--- DATA TO PROCESS ---
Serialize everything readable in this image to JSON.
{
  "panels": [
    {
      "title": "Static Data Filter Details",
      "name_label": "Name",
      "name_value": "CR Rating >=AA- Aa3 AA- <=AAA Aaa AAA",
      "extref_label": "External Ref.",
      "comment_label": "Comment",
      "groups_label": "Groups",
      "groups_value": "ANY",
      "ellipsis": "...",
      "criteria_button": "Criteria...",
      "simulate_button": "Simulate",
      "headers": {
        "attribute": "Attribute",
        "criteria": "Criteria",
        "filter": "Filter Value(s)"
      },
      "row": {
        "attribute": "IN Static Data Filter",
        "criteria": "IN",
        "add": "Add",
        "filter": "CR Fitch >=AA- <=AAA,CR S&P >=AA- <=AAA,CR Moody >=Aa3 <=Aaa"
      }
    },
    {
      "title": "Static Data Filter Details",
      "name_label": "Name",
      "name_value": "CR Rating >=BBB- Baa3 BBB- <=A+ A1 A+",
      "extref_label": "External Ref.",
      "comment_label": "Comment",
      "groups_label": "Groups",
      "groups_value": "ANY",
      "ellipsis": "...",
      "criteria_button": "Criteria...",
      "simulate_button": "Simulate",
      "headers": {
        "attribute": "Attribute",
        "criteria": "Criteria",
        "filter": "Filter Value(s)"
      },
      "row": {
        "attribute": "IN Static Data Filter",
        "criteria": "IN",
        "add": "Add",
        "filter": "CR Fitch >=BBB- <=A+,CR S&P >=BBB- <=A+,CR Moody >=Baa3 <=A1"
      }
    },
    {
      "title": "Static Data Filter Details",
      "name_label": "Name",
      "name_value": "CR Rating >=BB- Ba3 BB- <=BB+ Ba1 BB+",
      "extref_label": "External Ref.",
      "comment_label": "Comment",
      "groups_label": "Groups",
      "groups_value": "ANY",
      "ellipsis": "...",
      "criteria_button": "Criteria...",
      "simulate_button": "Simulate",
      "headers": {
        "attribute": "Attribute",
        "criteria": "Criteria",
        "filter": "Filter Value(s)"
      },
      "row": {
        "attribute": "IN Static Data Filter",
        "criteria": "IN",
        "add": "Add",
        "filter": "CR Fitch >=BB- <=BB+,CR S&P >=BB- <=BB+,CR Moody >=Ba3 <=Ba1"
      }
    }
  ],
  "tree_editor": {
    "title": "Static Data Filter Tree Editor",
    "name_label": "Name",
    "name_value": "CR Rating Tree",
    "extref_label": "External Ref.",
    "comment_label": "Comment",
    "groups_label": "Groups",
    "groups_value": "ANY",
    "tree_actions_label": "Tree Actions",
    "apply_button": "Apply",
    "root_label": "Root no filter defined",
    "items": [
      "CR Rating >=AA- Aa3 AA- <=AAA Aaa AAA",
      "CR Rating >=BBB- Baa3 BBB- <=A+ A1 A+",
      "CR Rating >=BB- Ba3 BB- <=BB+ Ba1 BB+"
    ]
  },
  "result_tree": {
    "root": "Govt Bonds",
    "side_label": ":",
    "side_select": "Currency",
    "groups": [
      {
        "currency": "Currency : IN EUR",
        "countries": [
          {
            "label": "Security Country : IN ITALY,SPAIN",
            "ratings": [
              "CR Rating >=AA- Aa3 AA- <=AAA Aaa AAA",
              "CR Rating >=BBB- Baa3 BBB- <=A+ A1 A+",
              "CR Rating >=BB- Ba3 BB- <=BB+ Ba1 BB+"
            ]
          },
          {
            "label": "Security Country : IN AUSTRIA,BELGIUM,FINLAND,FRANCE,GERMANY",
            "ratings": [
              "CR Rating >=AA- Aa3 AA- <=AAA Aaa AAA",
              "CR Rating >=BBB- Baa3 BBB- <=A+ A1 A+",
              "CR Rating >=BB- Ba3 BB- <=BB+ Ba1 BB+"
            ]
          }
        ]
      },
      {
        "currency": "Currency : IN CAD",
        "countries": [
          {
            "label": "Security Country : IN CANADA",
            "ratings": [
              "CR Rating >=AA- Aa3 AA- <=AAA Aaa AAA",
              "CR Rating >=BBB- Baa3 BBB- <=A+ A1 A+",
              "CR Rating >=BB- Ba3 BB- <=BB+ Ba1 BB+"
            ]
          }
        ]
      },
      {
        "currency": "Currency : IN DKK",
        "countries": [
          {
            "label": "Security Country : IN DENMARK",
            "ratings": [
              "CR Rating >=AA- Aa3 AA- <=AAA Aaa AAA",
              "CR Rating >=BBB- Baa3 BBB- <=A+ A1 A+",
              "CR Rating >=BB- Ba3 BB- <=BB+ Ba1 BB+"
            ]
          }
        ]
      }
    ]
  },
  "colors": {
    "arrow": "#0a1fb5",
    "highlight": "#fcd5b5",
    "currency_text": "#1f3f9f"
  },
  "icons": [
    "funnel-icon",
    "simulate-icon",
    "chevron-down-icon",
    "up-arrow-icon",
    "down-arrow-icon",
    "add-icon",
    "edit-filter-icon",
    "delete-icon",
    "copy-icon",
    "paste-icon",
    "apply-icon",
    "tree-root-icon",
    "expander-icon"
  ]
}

--- SHORT TASK ---
Gather all lines of the records that include the word "arrow".

--- RESPONSE TO THIS EXERCISE ---
    "arrow": "#0a1fb5",
    "up-arrow-icon",
    "down-arrow-icon",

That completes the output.